OBJECTIVE:
Please print the full listing exactly.

(Collected data entries)
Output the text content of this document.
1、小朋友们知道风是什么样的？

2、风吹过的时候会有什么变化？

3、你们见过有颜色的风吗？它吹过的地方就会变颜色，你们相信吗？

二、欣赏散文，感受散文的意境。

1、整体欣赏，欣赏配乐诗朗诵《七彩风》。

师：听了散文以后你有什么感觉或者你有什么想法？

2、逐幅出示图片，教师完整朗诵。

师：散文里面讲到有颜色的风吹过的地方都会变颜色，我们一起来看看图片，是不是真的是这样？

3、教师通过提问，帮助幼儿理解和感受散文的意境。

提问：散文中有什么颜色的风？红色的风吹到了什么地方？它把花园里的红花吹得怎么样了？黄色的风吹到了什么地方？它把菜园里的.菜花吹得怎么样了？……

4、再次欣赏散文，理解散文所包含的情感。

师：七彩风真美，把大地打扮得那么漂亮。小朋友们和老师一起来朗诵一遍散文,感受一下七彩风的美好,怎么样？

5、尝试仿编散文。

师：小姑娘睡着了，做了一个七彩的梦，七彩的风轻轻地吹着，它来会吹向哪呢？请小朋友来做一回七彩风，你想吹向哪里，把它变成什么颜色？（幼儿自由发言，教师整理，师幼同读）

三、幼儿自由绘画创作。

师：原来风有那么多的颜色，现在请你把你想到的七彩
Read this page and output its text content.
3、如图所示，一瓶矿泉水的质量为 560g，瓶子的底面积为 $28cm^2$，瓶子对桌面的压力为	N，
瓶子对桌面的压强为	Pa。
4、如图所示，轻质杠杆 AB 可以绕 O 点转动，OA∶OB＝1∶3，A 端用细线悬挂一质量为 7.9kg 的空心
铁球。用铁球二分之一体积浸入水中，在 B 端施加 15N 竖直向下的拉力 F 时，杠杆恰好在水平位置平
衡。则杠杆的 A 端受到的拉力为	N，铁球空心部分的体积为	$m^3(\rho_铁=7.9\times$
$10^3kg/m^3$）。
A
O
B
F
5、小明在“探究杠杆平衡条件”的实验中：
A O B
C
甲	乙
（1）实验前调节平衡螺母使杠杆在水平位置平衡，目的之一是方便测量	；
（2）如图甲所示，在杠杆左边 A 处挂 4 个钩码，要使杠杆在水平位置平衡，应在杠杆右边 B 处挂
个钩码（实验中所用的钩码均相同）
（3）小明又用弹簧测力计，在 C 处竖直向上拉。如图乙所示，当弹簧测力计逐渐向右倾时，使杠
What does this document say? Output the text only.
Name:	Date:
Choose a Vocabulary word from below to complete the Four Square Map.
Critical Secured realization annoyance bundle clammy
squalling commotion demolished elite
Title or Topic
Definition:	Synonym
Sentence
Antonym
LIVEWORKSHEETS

RESULT OF THE EXERCISE:
Output the text content of this document.
1、小朋友们知道风是什么样的？

2、风吹过的时候会有什么变化？

3、你们见过有颜色的风吗？它吹过的地方就会变颜色，你们相信吗？

二、欣赏散文，感受散文的意境。

1、整体欣赏，欣赏配乐诗朗诵《七彩风》。

师：听了散文以后你有什么感觉或者你有什么想法？

2、逐幅出示图片，教师完整朗诵。

师：散文里面讲到有颜色的风吹过的地方都会变颜色，我们一起来看看图片，是不是真的是这样？

3、教师通过提问，帮助幼儿理解和感受散文的意境。

提问：散文中有什么颜色的风？红色的风吹到了什么地方？它把花园里的红花吹得怎么样了？黄色的风吹到了什么地方？它把菜园里的.菜花吹得怎么样了？……

4、再次欣赏散文，理解散文所包含的情感。

师：七彩风真美，把大地打扮得那么漂亮。小朋友们和老师一起来朗诵一遍散文,感受一下七彩风的美好,怎么样？

5、尝试仿编散文。

师：小姑娘睡着了，做了一个七彩的梦，七彩的风轻轻地吹着，它来会吹向哪呢？请小朋友来做一回七彩风，你想吹向哪里，把它变成什么颜色？（幼儿自由发言，教师整理，师幼同读）

三、幼儿自由绘画创作。

师：原来风有那么多的颜色，现在请你把你想到的七彩
Read this page and output its text content.
3、如图所示，一瓶矿泉水的质量为 560g，瓶子的底面积为 $28cm^2$，瓶子对桌面的压力为	N，
瓶子对桌面的压强为	Pa。
4、如图所示，轻质杠杆 AB 可以绕 O 点转动，OA∶OB＝1∶3，A 端用细线悬挂一质量为 7.9kg 的空心
铁球。用铁球二分之一体积浸入水中，在 B 端施加 15N 竖直向下的拉力 F 时，杠杆恰好在水平位置平
衡。则杠杆的 A 端受到的拉力为	N，铁球空心部分的体积为	$m^3(\rho_铁=7.9\times$
$10^3kg/m^3$）。
A
O
B
F
5、小明在“探究杠杆平衡条件”的实验中：
A O B
C
甲	乙
（1）实验前调节平衡螺母使杠杆在水平位置平衡，目的之一是方便测量	；
（2）如图甲所示，在杠杆左边 A 处挂 4 个钩码，要使杠杆在水平位置平衡，应在杠杆右边 B 处挂
个钩码（实验中所用的钩码均相同）
（3）小明又用弹簧测力计，在 C 处竖直向上拉。如图乙所示，当弹簧测力计逐渐向右倾时，使杠
What does this document say? Output the text only.
Name:	Date:
Choose a Vocabulary word from below to complete the Four Square Map.
Critical Secured realization annoyance bundle clammy
squalling commotion demolished elite
Title or Topic
Definition:	Synonym
Sentence
Antonym
LIVEWORKSHEETS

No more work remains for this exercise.